RAW DATA:
▬▬▬▬▬▬▬▬▬▬

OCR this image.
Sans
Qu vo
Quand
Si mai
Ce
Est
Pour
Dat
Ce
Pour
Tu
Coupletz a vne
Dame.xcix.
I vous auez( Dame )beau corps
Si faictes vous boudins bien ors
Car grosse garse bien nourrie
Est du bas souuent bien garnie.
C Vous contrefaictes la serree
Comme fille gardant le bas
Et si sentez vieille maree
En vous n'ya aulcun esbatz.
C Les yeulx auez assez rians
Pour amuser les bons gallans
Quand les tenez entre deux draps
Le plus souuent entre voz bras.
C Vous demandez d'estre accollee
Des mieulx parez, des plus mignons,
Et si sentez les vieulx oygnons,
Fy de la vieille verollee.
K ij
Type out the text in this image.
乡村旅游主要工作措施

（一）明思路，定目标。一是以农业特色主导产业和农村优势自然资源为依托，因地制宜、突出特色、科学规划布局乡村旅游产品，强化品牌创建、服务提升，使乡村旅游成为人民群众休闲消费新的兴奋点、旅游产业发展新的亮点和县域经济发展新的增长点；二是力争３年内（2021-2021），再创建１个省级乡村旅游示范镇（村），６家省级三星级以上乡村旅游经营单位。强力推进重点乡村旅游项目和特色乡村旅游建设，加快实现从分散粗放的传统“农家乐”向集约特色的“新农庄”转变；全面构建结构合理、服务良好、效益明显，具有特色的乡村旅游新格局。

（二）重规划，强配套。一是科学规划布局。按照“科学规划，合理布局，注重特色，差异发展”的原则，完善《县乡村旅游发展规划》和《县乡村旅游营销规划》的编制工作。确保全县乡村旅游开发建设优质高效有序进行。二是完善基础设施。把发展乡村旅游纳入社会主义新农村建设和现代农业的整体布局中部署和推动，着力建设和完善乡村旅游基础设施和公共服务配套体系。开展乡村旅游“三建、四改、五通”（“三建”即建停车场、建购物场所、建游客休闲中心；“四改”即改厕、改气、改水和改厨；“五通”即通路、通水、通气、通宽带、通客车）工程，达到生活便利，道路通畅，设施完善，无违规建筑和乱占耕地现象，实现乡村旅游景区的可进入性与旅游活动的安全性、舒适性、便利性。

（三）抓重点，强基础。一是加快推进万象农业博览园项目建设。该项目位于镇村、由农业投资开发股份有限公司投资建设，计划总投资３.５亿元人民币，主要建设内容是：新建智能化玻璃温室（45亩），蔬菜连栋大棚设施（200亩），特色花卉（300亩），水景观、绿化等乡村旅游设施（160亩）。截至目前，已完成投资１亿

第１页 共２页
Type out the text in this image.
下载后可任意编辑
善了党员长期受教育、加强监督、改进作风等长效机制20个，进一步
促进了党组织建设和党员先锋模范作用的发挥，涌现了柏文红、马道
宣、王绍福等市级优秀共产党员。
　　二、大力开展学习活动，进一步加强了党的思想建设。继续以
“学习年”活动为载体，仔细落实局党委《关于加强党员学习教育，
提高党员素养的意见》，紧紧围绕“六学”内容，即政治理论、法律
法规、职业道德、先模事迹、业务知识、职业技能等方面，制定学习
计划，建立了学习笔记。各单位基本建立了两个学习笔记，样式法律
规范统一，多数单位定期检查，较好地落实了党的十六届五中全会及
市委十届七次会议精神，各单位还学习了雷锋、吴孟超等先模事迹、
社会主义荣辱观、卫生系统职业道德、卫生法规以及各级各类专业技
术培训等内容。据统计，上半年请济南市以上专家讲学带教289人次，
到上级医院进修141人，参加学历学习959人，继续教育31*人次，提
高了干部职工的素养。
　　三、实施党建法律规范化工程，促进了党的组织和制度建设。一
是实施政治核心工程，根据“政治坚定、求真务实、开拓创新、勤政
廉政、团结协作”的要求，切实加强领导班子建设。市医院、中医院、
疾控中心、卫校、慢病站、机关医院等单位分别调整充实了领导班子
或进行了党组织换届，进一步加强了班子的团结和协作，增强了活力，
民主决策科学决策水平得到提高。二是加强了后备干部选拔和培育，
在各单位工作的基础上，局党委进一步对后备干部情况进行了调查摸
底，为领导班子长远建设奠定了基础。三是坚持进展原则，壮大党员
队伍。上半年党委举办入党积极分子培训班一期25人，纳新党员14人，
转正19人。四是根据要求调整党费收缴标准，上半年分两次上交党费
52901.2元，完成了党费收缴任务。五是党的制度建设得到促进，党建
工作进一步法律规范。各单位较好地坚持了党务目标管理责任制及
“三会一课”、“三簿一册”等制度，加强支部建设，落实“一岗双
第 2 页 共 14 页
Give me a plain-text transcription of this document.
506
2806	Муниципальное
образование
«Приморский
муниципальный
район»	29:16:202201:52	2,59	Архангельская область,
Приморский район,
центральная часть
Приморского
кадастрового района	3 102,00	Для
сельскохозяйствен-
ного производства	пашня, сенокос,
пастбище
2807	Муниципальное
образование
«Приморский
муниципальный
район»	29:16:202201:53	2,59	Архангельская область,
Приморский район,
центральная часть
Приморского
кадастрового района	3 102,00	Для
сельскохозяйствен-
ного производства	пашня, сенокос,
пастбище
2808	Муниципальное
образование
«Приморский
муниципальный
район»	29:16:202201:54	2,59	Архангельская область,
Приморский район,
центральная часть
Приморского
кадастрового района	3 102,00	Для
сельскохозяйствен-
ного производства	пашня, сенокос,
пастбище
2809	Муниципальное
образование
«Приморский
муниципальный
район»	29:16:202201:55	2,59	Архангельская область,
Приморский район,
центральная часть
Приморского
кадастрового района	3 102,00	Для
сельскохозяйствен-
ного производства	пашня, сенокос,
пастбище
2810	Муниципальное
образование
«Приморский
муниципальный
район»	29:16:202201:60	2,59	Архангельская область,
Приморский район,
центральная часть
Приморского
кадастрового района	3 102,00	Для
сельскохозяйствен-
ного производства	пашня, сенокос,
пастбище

▬▬▬▬▬▬▬▬▬▬

WRITTEN REQUEST:
List every line in the records above that contains the word "Quand".

EXERCISE OUTPUT:
Quand
Quand les tenez entre deux draps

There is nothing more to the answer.